— GOAL —
From the records below, copy every line that contains the word "Видоизменение".

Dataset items
⟨

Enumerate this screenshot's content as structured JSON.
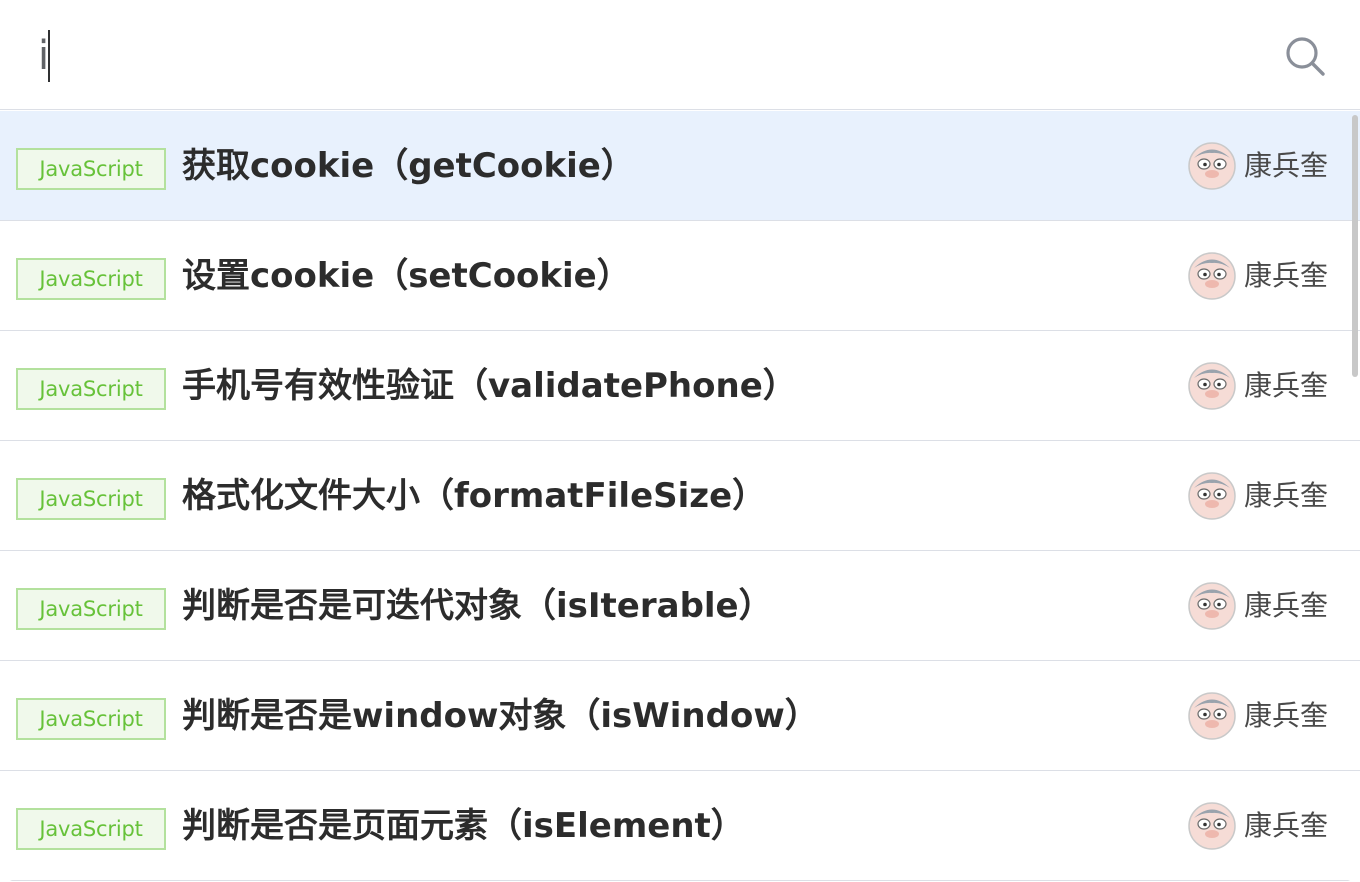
{
  "search": {
    "value": "i",
    "placeholder": ""
  },
  "results": [
    {
      "tag": "JavaScript",
      "title": "获取cookie（getCookie）",
      "author": "康兵奎"
    },
    {
      "tag": "JavaScript",
      "title": "设置cookie（setCookie）",
      "author": "康兵奎"
    },
    {
      "tag": "JavaScript",
      "title": "手机号有效性验证（validatePhone）",
      "author": "康兵奎"
    },
    {
      "tag": "JavaScript",
      "title": "格式化文件大小（formatFileSize）",
      "author": "康兵奎"
    },
    {
      "tag": "JavaScript",
      "title": "判断是否是可迭代对象（isIterable）",
      "author": "康兵奎"
    },
    {
      "tag": "JavaScript",
      "title": "判断是否是window对象（isWindow）",
      "author": "康兵奎"
    },
    {
      "tag": "JavaScript",
      "title": "判断是否是页面元素（isElement）",
      "author": "康兵奎"
    }
  ],
  "colors": {
    "highlight_row": "#e8f1fd",
    "tag_border": "#b3e19d",
    "tag_text": "#67c23a",
    "divider": "#dcdfe6"
  },
  "icons": {
    "search": "search-icon",
    "avatar": "avatar-icon"
  }
}
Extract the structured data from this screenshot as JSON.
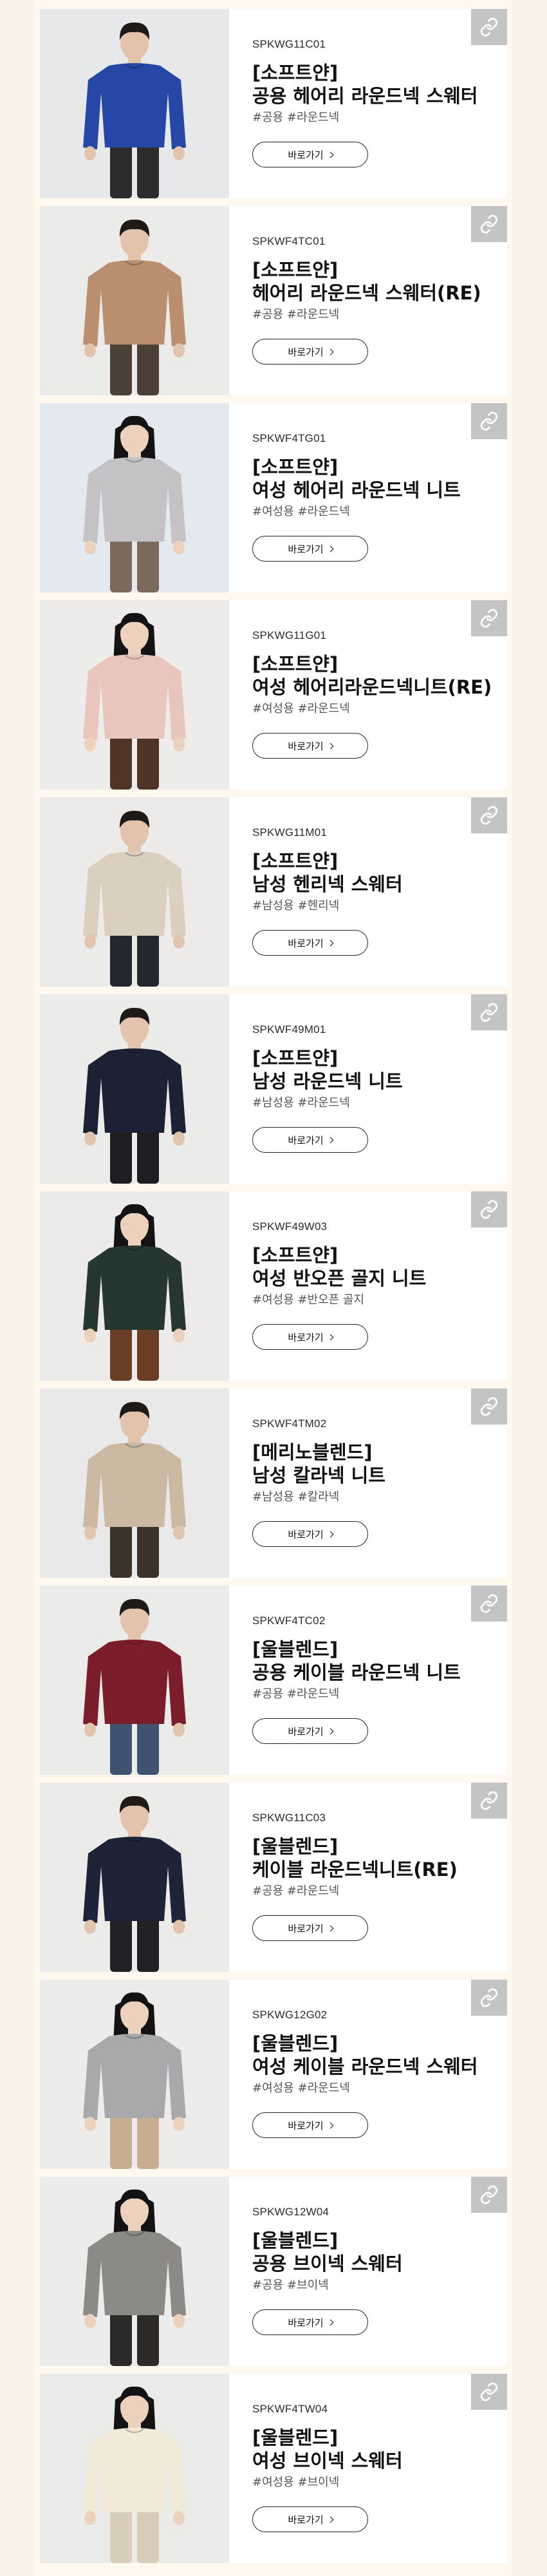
{
  "ui": {
    "go_label": "바로가기",
    "link_icon": "link-icon",
    "link_icon_color": "#c4c4c4",
    "background": "#fbf3e7"
  },
  "products": [
    {
      "code": "SPKWG11C01",
      "category": "[소프트얀]",
      "name": "공용 헤어리 라운드넥 스웨터",
      "tags": "#공용 #라운드넥",
      "sweater": "#2747a6",
      "pants": "#2d2b2c",
      "bg": "#e7e8ea",
      "skin": "#e2c4ad",
      "hair": "#1f1a18",
      "long_hair": false
    },
    {
      "code": "SPKWF4TC01",
      "category": "[소프트얀]",
      "name": "헤어리 라운드넥 스웨터(RE)",
      "tags": "#공용 #라운드넥",
      "sweater": "#b98f70",
      "pants": "#4a4036",
      "bg": "#ebebea",
      "skin": "#e2c4ad",
      "hair": "#1f1a18",
      "long_hair": false
    },
    {
      "code": "SPKWF4TG01",
      "category": "[소프트얀]",
      "name": "여성 헤어리 라운드넥 니트",
      "tags": "#여성용 #라운드넥",
      "sweater": "#c4c2c4",
      "pants": "#7b6a5c",
      "bg": "#e4e9f0",
      "skin": "#ecd1bd",
      "hair": "#141212",
      "long_hair": true
    },
    {
      "code": "SPKWG11G01",
      "category": "[소프트얀]",
      "name": "여성 헤어리라운드넥니트(RE)",
      "tags": "#여성용 #라운드넥",
      "sweater": "#e9c6bd",
      "pants": "#4f3526",
      "bg": "#eeeceb",
      "skin": "#ecd1bd",
      "hair": "#141212",
      "long_hair": true
    },
    {
      "code": "SPKWG11M01",
      "category": "[소프트얀]",
      "name": "남성 헨리넥 스웨터",
      "tags": "#남성용 #헨리넥",
      "sweater": "#dbcfbf",
      "pants": "#24272d",
      "bg": "#ecebe9",
      "skin": "#e2c4ad",
      "hair": "#1f1a18",
      "long_hair": false
    },
    {
      "code": "SPKWF49M01",
      "category": "[소프트얀]",
      "name": "남성 라운드넥 니트",
      "tags": "#남성용 #라운드넥",
      "sweater": "#1c2233",
      "pants": "#1e1e22",
      "bg": "#ebebea",
      "skin": "#e2c4ad",
      "hair": "#1f1a18",
      "long_hair": false
    },
    {
      "code": "SPKWF49W03",
      "category": "[소프트얀]",
      "name": "여성 반오픈 골지 니트",
      "tags": "#여성용 #반오픈 골지",
      "sweater": "#26372f",
      "pants": "#6a3e24",
      "bg": "#ecebe9",
      "skin": "#ecd1bd",
      "hair": "#141212",
      "long_hair": true
    },
    {
      "code": "SPKWF4TM02",
      "category": "[메리노블렌드]",
      "name": "남성 칼라넥 니트",
      "tags": "#남성용 #칼라넥",
      "sweater": "#cbb9a4",
      "pants": "#3b3329",
      "bg": "#e9e9ea",
      "skin": "#e2c4ad",
      "hair": "#1f1a18",
      "long_hair": false
    },
    {
      "code": "SPKWF4TC02",
      "category": "[울블렌드]",
      "name": "공용 케이블 라운드넥 니트",
      "tags": "#공용 #라운드넥",
      "sweater": "#7c1d2b",
      "pants": "#3f5371",
      "bg": "#ebebea",
      "skin": "#e2c4ad",
      "hair": "#1f1a18",
      "long_hair": false
    },
    {
      "code": "SPKWG11C03",
      "category": "[울블렌드]",
      "name": "케이블 라운드넥니트(RE)",
      "tags": "#공용 #라운드넥",
      "sweater": "#1d2438",
      "pants": "#222226",
      "bg": "#ebebea",
      "skin": "#e2c4ad",
      "hair": "#1f1a18",
      "long_hair": false
    },
    {
      "code": "SPKWG12G02",
      "category": "[울블렌드]",
      "name": "여성 케이블 라운드넥 스웨터",
      "tags": "#여성용 #라운드넥",
      "sweater": "#a9a9ab",
      "pants": "#c8ae90",
      "bg": "#eeecea",
      "skin": "#ecd1bd",
      "hair": "#141212",
      "long_hair": true
    },
    {
      "code": "SPKWG12W04",
      "category": "[울블렌드]",
      "name": "공용 브이넥 스웨터",
      "tags": "#공용 #브이넥",
      "sweater": "#8b8a86",
      "pants": "#2c2b2a",
      "bg": "#ececec",
      "skin": "#ecd1bd",
      "hair": "#141212",
      "long_hair": true
    },
    {
      "code": "SPKWF4TW04",
      "category": "[울블렌드]",
      "name": "여성 브이넥 스웨터",
      "tags": "#여성용 #브이넥",
      "sweater": "#f1ead8",
      "pants": "#d8cdb9",
      "bg": "#ebebea",
      "skin": "#ecd1bd",
      "hair": "#141212",
      "long_hair": true
    }
  ]
}
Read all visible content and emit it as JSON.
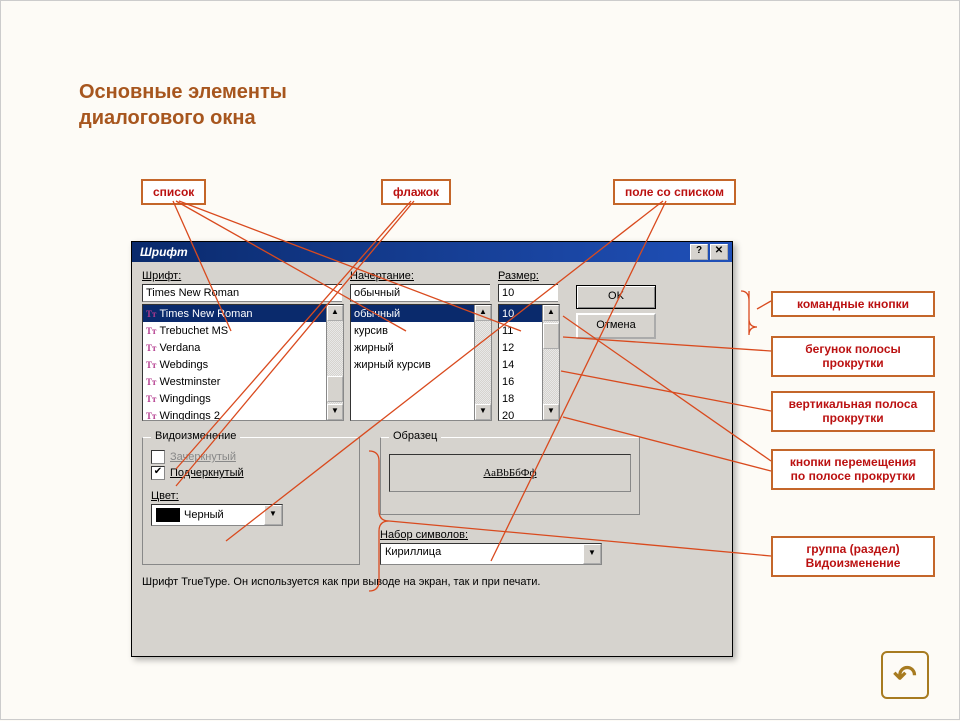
{
  "slide": {
    "title_line1": "Основные элементы",
    "title_line2": "диалогового окна"
  },
  "annotations": {
    "top": {
      "list": "список",
      "checkbox": "флажок",
      "combobox": "поле со списком"
    },
    "right": {
      "command_buttons": "командные кнопки",
      "scroll_thumb": "бегунок полосы прокрутки",
      "vscrollbar": "вертикальная полоса прокрутки",
      "scroll_btns": "кнопки перемещения по полосе прокрутки",
      "group": "группа (раздел) Видоизменение"
    }
  },
  "dialog": {
    "title": "Шрифт",
    "help_symbol": "?",
    "close_symbol": "✕",
    "font_label": "Шрифт:",
    "style_label": "Начертание:",
    "size_label": "Размер:",
    "font_value": "Times New Roman",
    "style_value": "обычный",
    "size_value": "10",
    "font_items": [
      "Times New Roman",
      "Trebuchet MS",
      "Verdana",
      "Webdings",
      "Westminster",
      "Wingdings",
      "Wingdings 2"
    ],
    "style_items": [
      "обычный",
      "курсив",
      "жирный",
      "жирный курсив"
    ],
    "size_items": [
      "10",
      "11",
      "12",
      "14",
      "16",
      "18",
      "20"
    ],
    "ok": "OK",
    "cancel": "Отмена",
    "mod_group_title": "Видоизменение",
    "strike": "Зачеркнутый",
    "underline": "Подчеркнутый",
    "color_label": "Цвет:",
    "color_value": "Черный",
    "sample_group_title": "Образец",
    "sample_text": "АаВbБбФф",
    "script_label": "Набор символов:",
    "script_value": "Кириллица",
    "hint": "Шрифт TrueType. Он используется как при выводе на экран, так и при печати."
  }
}
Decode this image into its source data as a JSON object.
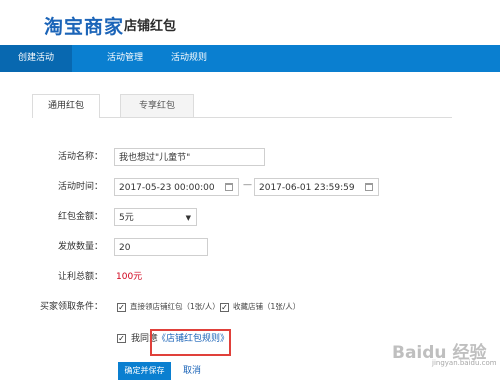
{
  "header": {
    "logo": "淘宝商家",
    "subtitle": "店铺红包"
  },
  "nav": {
    "items": [
      {
        "label": "创建活动"
      },
      {
        "label": "活动管理"
      },
      {
        "label": "活动规则"
      }
    ],
    "active_index": 0
  },
  "tabs": [
    {
      "label": "通用红包"
    },
    {
      "label": "专享红包"
    }
  ],
  "form": {
    "name_label": "活动名称：",
    "name_value": "我也想过\"儿童节\"",
    "time_label": "活动时间：",
    "start_time": "2017-05-23 00:00:00",
    "end_time": "2017-06-01 23:59:59",
    "time_sep": "—",
    "amount_label": "红包金额：",
    "amount_value": "5元",
    "count_label": "发放数量：",
    "count_value": "20",
    "total_label": "让利总额：",
    "total_value": "100元",
    "condition_label": "买家领取条件：",
    "condition_1": "直接领店铺红包（1张/人）",
    "condition_2": "收藏店铺（1张/人）",
    "agree_text": "我同意",
    "rule_link": "《店铺红包规则》"
  },
  "buttons": {
    "save": "确定并保存",
    "cancel": "取消"
  },
  "watermark": {
    "main": "Baidu 经验",
    "sub": "jingyan.baidu.com"
  }
}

⟩

— FINISHED EXERCISE —
      "group": "группа (раздел) Видоизменение"
    "mod_group_title": "Видоизменение",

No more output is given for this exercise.